_GOAL_
Quote the whole listing verbatim.

_RECORDED INFORMATION_
········

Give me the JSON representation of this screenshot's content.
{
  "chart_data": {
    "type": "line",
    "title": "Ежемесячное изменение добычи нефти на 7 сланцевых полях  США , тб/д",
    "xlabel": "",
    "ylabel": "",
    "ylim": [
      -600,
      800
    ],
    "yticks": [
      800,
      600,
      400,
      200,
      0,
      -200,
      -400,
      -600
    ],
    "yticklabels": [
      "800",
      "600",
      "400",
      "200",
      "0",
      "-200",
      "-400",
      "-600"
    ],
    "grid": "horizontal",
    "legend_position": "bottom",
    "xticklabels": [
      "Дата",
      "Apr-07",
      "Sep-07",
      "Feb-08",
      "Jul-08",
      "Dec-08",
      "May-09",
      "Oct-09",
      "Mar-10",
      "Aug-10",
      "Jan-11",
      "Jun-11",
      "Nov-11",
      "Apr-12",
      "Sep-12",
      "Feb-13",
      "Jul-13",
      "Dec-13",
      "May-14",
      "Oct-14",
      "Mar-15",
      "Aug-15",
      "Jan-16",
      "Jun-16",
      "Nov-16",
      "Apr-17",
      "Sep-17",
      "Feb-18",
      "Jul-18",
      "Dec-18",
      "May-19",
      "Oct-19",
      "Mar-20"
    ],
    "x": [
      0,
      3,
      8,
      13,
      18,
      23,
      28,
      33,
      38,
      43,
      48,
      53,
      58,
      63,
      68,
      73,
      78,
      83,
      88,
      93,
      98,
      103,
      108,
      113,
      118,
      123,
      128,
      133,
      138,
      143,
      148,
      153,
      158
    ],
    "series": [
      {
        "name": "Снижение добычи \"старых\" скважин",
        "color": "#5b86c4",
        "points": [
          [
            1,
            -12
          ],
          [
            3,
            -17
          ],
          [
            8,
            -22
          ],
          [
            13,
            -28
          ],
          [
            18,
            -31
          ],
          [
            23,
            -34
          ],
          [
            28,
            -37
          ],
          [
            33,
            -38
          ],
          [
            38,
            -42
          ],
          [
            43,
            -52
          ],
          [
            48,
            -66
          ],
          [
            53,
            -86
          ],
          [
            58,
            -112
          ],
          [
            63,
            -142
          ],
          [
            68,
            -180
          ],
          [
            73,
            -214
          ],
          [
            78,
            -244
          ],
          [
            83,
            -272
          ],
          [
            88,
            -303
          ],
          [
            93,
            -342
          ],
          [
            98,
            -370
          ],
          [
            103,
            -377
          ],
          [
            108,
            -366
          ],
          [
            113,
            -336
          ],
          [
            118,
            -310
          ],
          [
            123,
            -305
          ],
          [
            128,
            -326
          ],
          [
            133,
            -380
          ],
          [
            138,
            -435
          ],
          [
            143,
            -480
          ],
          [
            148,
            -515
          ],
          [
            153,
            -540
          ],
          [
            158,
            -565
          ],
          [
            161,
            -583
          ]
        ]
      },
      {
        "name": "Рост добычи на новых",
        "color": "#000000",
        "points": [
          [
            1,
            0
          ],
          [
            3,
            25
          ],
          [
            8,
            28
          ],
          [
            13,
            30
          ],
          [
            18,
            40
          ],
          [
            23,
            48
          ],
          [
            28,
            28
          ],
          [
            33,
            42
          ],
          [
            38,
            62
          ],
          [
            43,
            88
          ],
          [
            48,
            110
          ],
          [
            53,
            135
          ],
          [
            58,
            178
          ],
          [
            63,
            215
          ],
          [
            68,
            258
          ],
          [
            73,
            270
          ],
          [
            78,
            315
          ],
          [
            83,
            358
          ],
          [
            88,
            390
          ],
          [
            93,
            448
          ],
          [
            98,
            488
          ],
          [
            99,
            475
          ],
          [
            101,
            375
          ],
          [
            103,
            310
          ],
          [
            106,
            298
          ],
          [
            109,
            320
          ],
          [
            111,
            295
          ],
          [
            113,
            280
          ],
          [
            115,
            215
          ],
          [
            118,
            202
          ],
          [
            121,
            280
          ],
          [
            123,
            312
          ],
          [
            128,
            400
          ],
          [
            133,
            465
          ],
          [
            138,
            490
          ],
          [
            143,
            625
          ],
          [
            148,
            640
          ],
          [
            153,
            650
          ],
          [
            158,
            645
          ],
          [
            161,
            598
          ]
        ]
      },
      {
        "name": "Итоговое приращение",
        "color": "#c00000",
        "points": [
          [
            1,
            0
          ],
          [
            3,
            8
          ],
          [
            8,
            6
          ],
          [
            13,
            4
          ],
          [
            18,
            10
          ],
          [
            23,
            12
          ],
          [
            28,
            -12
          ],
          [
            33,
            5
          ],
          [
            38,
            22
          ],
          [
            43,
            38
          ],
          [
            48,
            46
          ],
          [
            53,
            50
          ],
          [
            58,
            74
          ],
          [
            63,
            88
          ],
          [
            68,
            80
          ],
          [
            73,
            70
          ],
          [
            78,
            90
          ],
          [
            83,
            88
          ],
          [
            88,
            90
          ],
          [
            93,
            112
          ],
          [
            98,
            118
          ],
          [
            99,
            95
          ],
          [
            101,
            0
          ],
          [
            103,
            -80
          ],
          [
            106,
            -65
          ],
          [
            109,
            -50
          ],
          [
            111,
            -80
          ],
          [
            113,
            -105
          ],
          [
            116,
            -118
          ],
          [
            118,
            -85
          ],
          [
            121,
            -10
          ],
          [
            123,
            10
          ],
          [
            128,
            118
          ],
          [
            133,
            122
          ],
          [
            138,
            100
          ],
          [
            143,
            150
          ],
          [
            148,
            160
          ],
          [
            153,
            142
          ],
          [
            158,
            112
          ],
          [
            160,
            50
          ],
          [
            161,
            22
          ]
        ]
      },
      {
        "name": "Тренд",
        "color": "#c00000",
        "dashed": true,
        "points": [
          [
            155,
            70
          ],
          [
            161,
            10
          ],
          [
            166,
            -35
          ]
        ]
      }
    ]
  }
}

········

_ANSWER IN FULL_
Give me the JSON representation of this screenshot's content.
{
  "chart_data": {
    "type": "line",
    "title": "Ежемесячное изменение добычи нефти на 7 сланцевых полях  США , тб/д",
    "xlabel": "",
    "ylabel": "",
    "ylim": [
      -600,
      800
    ],
    "yticks": [
      800,
      600,
      400,
      200,
      0,
      -200,
      -400,
      -600
    ],
    "yticklabels": [
      "800",
      "600",
      "400",
      "200",
      "0",
      "-200",
      "-400",
      "-600"
    ],
    "grid": "horizontal",
    "legend_position": "bottom",
    "xticklabels": [
      "Дата",
      "Apr-07",
      "Sep-07",
      "Feb-08",
      "Jul-08",
      "Dec-08",
      "May-09",
      "Oct-09",
      "Mar-10",
      "Aug-10",
      "Jan-11",
      "Jun-11",
      "Nov-11",
      "Apr-12",
      "Sep-12",
      "Feb-13",
      "Jul-13",
      "Dec-13",
      "May-14",
      "Oct-14",
      "Mar-15",
      "Aug-15",
      "Jan-16",
      "Jun-16",
      "Nov-16",
      "Apr-17",
      "Sep-17",
      "Feb-18",
      "Jul-18",
      "Dec-18",
      "May-19",
      "Oct-19",
      "Mar-20"
    ],
    "x": [
      0,
      3,
      8,
      13,
      18,
      23,
      28,
      33,
      38,
      43,
      48,
      53,
      58,
      63,
      68,
      73,
      78,
      83,
      88,
      93,
      98,
      103,
      108,
      113,
      118,
      123,
      128,
      133,
      138,
      143,
      148,
      153,
      158
    ],
    "series": [
      {
        "name": "Снижение добычи \"старых\" скважин",
        "color": "#5b86c4",
        "points": [
          [
            1,
            -12
          ],
          [
            3,
            -17
          ],
          [
            8,
            -22
          ],
          [
            13,
            -28
          ],
          [
            18,
            -31
          ],
          [
            23,
            -34
          ],
          [
            28,
            -37
          ],
          [
            33,
            -38
          ],
          [
            38,
            -42
          ],
          [
            43,
            -52
          ],
          [
            48,
            -66
          ],
          [
            53,
            -86
          ],
          [
            58,
            -112
          ],
          [
            63,
            -142
          ],
          [
            68,
            -180
          ],
          [
            73,
            -214
          ],
          [
            78,
            -244
          ],
          [
            83,
            -272
          ],
          [
            88,
            -303
          ],
          [
            93,
            -342
          ],
          [
            98,
            -370
          ],
          [
            103,
            -377
          ],
          [
            108,
            -366
          ],
          [
            113,
            -336
          ],
          [
            118,
            -310
          ],
          [
            123,
            -305
          ],
          [
            128,
            -326
          ],
          [
            133,
            -380
          ],
          [
            138,
            -435
          ],
          [
            143,
            -480
          ],
          [
            148,
            -515
          ],
          [
            153,
            -540
          ],
          [
            158,
            -565
          ],
          [
            161,
            -583
          ]
        ]
      },
      {
        "name": "Рост добычи на новых",
        "color": "#000000",
        "points": [
          [
            1,
            0
          ],
          [
            3,
            25
          ],
          [
            8,
            28
          ],
          [
            13,
            30
          ],
          [
            18,
            40
          ],
          [
            23,
            48
          ],
          [
            28,
            28
          ],
          [
            33,
            42
          ],
          [
            38,
            62
          ],
          [
            43,
            88
          ],
          [
            48,
            110
          ],
          [
            53,
            135
          ],
          [
            58,
            178
          ],
          [
            63,
            215
          ],
          [
            68,
            258
          ],
          [
            73,
            270
          ],
          [
            78,
            315
          ],
          [
            83,
            358
          ],
          [
            88,
            390
          ],
          [
            93,
            448
          ],
          [
            98,
            488
          ],
          [
            99,
            475
          ],
          [
            101,
            375
          ],
          [
            103,
            310
          ],
          [
            106,
            298
          ],
          [
            109,
            320
          ],
          [
            111,
            295
          ],
          [
            113,
            280
          ],
          [
            115,
            215
          ],
          [
            118,
            202
          ],
          [
            121,
            280
          ],
          [
            123,
            312
          ],
          [
            128,
            400
          ],
          [
            133,
            465
          ],
          [
            138,
            490
          ],
          [
            143,
            625
          ],
          [
            148,
            640
          ],
          [
            153,
            650
          ],
          [
            158,
            645
          ],
          [
            161,
            598
          ]
        ]
      },
      {
        "name": "Итоговое приращение",
        "color": "#c00000",
        "points": [
          [
            1,
            0
          ],
          [
            3,
            8
          ],
          [
            8,
            6
          ],
          [
            13,
            4
          ],
          [
            18,
            10
          ],
          [
            23,
            12
          ],
          [
            28,
            -12
          ],
          [
            33,
            5
          ],
          [
            38,
            22
          ],
          [
            43,
            38
          ],
          [
            48,
            46
          ],
          [
            53,
            50
          ],
          [
            58,
            74
          ],
          [
            63,
            88
          ],
          [
            68,
            80
          ],
          [
            73,
            70
          ],
          [
            78,
            90
          ],
          [
            83,
            88
          ],
          [
            88,
            90
          ],
          [
            93,
            112
          ],
          [
            98,
            118
          ],
          [
            99,
            95
          ],
          [
            101,
            0
          ],
          [
            103,
            -80
          ],
          [
            106,
            -65
          ],
          [
            109,
            -50
          ],
          [
            111,
            -80
          ],
          [
            113,
            -105
          ],
          [
            116,
            -118
          ],
          [
            118,
            -85
          ],
          [
            121,
            -10
          ],
          [
            123,
            10
          ],
          [
            128,
            118
          ],
          [
            133,
            122
          ],
          [
            138,
            100
          ],
          [
            143,
            150
          ],
          [
            148,
            160
          ],
          [
            153,
            142
          ],
          [
            158,
            112
          ],
          [
            160,
            50
          ],
          [
            161,
            22
          ]
        ]
      },
      {
        "name": "Тренд",
        "color": "#c00000",
        "dashed": true,
        "points": [
          [
            155,
            70
          ],
          [
            161,
            10
          ],
          [
            166,
            -35
          ]
        ]
      }
    ]
  }
}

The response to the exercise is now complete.